* Begin RECORDS *

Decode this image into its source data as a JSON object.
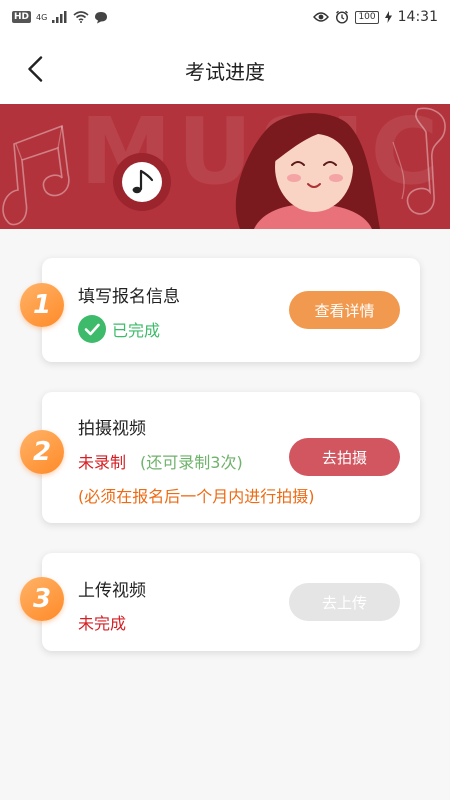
{
  "status_bar": {
    "hd": "HD",
    "network": "4G",
    "battery": "100",
    "time": "14:31"
  },
  "header": {
    "title": "考试进度"
  },
  "banner": {
    "watermark": "MUSIC"
  },
  "steps": [
    {
      "number": "1",
      "title": "填写报名信息",
      "status": "已完成",
      "button_label": "查看详情"
    },
    {
      "number": "2",
      "title": "拍摄视频",
      "status": "未录制",
      "extra": "(还可录制3次)",
      "note": "(必须在报名后一个月内进行拍摄)",
      "button_label": "去拍摄"
    },
    {
      "number": "3",
      "title": "上传视频",
      "status": "未完成",
      "button_label": "去上传"
    }
  ],
  "colors": {
    "banner_bg": "#b3333c",
    "completed_green": "#3dbb6a",
    "status_red": "#d51f24",
    "note_orange": "#ee6a13",
    "details_button": "#f19a4f",
    "shoot_button": "#d15660",
    "upload_button_disabled": "#e5e5e5"
  }
}
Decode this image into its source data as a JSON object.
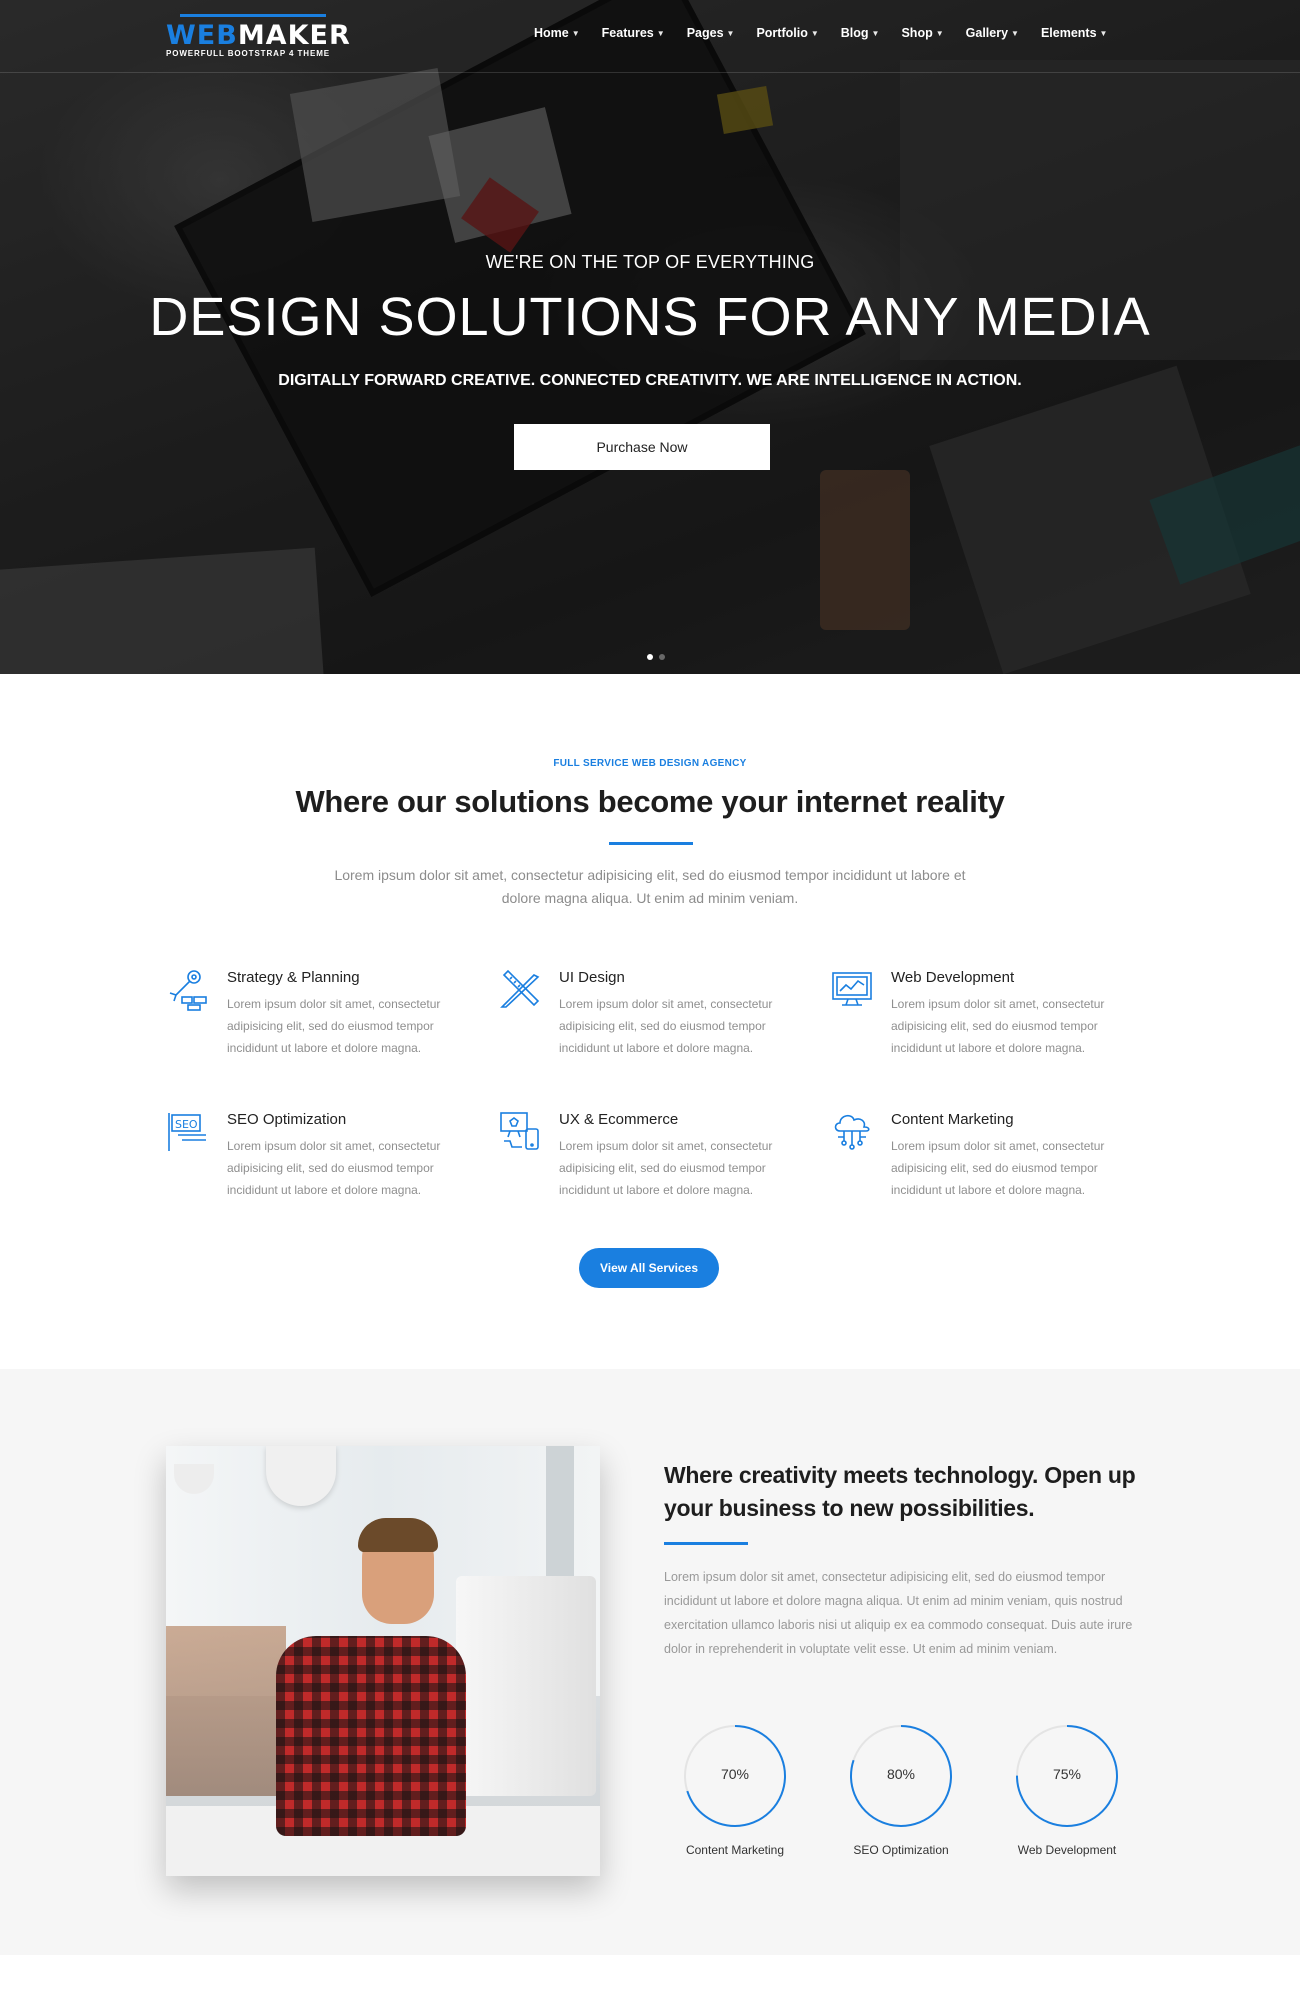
{
  "brand": {
    "name_part1": "WEB",
    "name_part2": "MAKER",
    "tagline": "POWERFULL BOOTSTRAP 4 THEME",
    "accent_color": "#1a7fe0"
  },
  "nav": {
    "items": [
      {
        "label": "Home"
      },
      {
        "label": "Features"
      },
      {
        "label": "Pages"
      },
      {
        "label": "Portfolio"
      },
      {
        "label": "Blog"
      },
      {
        "label": "Shop"
      },
      {
        "label": "Gallery"
      },
      {
        "label": "Elements"
      }
    ],
    "caret_icon": "chevron-down-icon"
  },
  "hero": {
    "kicker": "WE'RE ON THE TOP OF EVERYTHING",
    "title": "DESIGN SOLUTIONS FOR ANY MEDIA",
    "subtitle": "DIGITALLY FORWARD CREATIVE. CONNECTED CREATIVITY. WE ARE INTELLIGENCE IN ACTION.",
    "cta_label": "Purchase Now",
    "slides": 2,
    "active_slide": 1
  },
  "services": {
    "eyebrow": "FULL SERVICE WEB DESIGN AGENCY",
    "title": "Where our solutions become your internet reality",
    "lede": "Lorem ipsum dolor sit amet, consectetur adipisicing elit, sed do eiusmod tempor incididunt ut labore et dolore magna aliqua. Ut enim ad minim veniam.",
    "items": [
      {
        "title": "Strategy & Planning",
        "icon": "strategy-icon",
        "desc": "Lorem ipsum dolor sit amet, consectetur adipisicing elit, sed do eiusmod tempor incididunt ut labore et dolore magna."
      },
      {
        "title": "UI Design",
        "icon": "ui-design-icon",
        "desc": "Lorem ipsum dolor sit amet, consectetur adipisicing elit, sed do eiusmod tempor incididunt ut labore et dolore magna."
      },
      {
        "title": "Web Development",
        "icon": "web-development-icon",
        "desc": "Lorem ipsum dolor sit amet, consectetur adipisicing elit, sed do eiusmod tempor incididunt ut labore et dolore magna."
      },
      {
        "title": "SEO Optimization",
        "icon": "seo-icon",
        "desc": "Lorem ipsum dolor sit amet, consectetur adipisicing elit, sed do eiusmod tempor incididunt ut labore et dolore magna."
      },
      {
        "title": "UX & Ecommerce",
        "icon": "ux-ecommerce-icon",
        "desc": "Lorem ipsum dolor sit amet, consectetur adipisicing elit, sed do eiusmod tempor incididunt ut labore et dolore magna."
      },
      {
        "title": "Content Marketing",
        "icon": "cloud-network-icon",
        "desc": "Lorem ipsum dolor sit amet, consectetur adipisicing elit, sed do eiusmod tempor incididunt ut labore et dolore magna."
      }
    ],
    "cta_label": "View All Services"
  },
  "about": {
    "title": "Where creativity meets technology. Open up your business to new possibilities.",
    "text": "Lorem ipsum dolor sit amet, consectetur adipisicing elit, sed do eiusmod tempor incididunt ut labore et dolore magna aliqua. Ut enim ad minim veniam, quis nostrud exercitation ullamco laboris nisi ut aliquip ex ea commodo consequat. Duis aute irure dolor in reprehenderit in voluptate velit esse. Ut enim ad minim veniam.",
    "stats": [
      {
        "label": "Content Marketing",
        "value_text": "70%",
        "percent": 70
      },
      {
        "label": "SEO Optimization",
        "value_text": "80%",
        "percent": 80
      },
      {
        "label": "Web Development",
        "value_text": "75%",
        "percent": 75
      }
    ]
  }
}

* End RECORDS *

• _WHAT YOU HAVE TO DO_: Pick out each line containing "Optimization" and report it.

• _WRITTEN SOLUTION_:
        "title": "SEO Optimization",
        "label": "SEO Optimization",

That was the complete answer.